▶

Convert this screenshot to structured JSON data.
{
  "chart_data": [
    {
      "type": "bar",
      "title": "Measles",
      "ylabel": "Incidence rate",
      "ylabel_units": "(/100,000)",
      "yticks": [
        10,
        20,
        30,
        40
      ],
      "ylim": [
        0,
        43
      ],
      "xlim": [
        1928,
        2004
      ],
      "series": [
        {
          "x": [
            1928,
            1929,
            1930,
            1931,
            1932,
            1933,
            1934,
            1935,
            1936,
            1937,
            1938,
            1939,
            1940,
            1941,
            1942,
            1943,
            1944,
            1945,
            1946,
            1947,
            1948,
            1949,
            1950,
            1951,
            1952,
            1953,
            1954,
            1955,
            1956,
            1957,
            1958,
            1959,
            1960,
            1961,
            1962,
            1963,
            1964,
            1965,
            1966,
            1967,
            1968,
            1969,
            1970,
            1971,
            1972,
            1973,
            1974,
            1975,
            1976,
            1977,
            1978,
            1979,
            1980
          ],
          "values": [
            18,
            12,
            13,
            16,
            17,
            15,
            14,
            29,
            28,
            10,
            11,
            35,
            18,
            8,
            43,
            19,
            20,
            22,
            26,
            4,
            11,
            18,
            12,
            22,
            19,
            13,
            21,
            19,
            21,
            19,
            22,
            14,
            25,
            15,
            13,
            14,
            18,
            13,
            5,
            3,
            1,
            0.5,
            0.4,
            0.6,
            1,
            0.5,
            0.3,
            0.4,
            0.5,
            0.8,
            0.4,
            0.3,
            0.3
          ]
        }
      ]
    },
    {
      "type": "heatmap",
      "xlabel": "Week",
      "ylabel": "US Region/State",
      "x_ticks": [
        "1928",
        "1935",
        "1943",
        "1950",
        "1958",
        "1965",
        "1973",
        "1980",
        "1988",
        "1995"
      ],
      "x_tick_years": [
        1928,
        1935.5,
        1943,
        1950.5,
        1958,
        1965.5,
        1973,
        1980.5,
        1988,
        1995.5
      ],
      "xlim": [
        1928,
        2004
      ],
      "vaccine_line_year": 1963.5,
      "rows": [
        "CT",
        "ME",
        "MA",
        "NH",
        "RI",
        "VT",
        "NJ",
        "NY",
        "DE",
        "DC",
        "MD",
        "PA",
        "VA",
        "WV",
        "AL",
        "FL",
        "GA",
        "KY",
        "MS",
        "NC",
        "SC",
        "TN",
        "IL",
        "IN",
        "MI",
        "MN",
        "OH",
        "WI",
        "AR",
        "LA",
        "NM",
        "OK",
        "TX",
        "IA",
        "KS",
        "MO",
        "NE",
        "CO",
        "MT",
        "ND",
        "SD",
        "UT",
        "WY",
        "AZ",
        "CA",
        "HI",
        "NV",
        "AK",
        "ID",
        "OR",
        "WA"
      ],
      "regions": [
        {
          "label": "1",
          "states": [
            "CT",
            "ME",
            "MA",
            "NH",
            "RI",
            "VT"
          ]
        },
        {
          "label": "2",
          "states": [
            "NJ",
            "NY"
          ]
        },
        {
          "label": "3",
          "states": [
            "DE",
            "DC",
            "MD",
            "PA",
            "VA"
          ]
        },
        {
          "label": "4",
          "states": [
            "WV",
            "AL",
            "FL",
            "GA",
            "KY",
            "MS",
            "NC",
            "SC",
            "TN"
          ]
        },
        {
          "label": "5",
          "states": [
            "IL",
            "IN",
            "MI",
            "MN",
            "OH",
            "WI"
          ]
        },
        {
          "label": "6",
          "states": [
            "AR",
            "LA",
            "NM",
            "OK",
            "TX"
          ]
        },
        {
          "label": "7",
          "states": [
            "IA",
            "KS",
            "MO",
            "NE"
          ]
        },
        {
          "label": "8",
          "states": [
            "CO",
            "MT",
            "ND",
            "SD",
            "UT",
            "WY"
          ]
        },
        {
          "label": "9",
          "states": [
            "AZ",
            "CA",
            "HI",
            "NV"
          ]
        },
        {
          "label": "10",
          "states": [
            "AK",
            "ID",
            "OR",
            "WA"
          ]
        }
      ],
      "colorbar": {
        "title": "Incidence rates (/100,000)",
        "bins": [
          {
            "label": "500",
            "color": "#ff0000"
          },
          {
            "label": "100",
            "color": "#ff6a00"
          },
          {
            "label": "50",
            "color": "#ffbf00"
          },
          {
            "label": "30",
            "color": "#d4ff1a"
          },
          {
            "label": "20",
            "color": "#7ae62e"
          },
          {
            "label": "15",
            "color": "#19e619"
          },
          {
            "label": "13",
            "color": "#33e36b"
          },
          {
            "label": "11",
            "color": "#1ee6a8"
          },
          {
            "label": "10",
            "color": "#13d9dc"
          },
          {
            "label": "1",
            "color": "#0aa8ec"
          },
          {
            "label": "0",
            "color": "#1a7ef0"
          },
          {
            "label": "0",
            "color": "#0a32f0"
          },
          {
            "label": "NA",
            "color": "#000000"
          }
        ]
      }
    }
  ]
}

◀
▶

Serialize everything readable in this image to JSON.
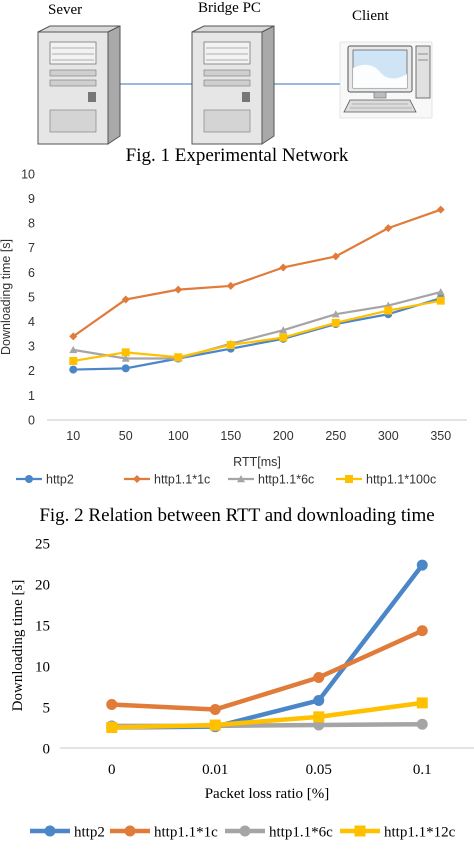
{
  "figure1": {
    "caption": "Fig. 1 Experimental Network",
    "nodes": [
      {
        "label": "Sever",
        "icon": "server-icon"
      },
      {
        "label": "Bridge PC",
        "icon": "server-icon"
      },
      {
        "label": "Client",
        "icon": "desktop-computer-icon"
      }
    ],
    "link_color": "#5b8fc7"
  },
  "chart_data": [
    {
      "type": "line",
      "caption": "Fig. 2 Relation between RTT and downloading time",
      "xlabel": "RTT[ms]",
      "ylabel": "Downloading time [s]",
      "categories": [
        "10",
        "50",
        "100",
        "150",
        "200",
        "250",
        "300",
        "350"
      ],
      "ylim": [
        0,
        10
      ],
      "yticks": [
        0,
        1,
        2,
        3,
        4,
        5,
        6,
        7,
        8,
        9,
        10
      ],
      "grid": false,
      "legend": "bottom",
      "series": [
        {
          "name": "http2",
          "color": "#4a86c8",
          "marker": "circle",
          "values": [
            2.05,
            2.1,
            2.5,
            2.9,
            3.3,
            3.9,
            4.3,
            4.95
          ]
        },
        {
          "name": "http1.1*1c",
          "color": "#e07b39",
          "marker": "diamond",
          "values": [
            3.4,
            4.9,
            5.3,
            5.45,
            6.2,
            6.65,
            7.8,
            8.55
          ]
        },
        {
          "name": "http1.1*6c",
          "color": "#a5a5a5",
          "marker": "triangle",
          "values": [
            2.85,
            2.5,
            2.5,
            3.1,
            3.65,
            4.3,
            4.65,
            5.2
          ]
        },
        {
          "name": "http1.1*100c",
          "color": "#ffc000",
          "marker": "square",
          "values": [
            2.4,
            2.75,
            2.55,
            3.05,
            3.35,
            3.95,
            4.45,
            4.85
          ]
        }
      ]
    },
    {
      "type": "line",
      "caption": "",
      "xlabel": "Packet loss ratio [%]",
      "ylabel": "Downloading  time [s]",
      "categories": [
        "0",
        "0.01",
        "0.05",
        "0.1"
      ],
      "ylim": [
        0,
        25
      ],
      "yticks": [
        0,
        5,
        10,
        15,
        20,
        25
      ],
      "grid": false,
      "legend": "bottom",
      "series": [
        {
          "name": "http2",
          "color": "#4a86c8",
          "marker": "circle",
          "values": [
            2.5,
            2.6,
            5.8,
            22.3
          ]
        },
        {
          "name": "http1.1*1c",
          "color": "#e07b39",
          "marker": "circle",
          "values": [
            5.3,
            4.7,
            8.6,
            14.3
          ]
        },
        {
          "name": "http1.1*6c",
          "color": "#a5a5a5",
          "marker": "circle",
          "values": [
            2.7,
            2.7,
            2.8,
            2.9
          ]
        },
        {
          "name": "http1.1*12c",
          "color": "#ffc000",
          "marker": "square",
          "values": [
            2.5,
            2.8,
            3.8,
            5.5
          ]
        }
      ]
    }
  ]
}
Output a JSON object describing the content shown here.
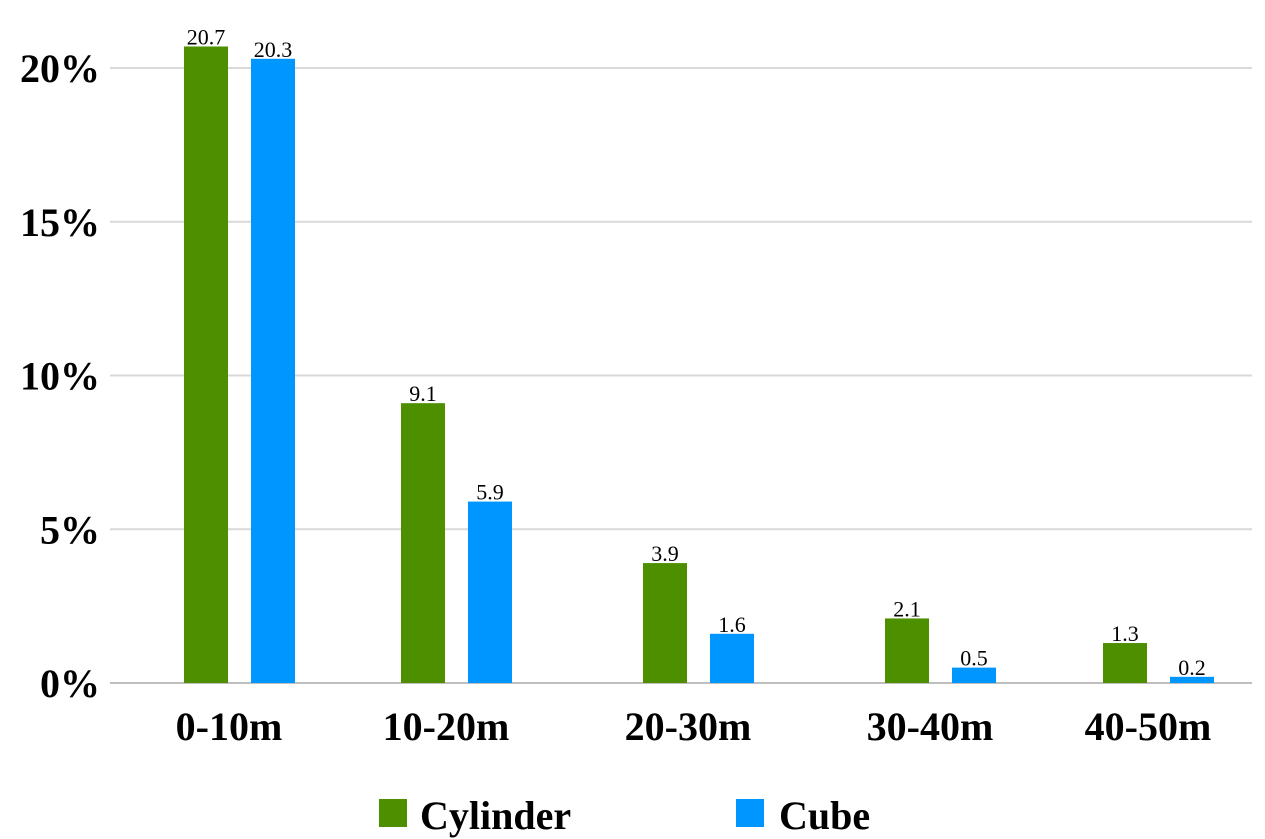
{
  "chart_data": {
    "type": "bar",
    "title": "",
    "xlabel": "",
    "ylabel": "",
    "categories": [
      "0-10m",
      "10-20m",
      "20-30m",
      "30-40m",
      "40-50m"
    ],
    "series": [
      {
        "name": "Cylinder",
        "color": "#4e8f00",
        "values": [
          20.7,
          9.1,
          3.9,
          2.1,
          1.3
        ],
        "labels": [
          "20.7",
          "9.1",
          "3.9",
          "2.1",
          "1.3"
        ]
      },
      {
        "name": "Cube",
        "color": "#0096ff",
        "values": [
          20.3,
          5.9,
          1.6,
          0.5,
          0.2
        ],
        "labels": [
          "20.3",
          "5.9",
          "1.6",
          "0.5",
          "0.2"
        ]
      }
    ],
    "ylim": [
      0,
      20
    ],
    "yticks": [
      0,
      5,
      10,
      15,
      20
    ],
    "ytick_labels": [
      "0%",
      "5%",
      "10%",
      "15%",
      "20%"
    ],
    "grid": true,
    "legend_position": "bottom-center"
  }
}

◀

Tell how many lines contain the word "this", using only the number.

2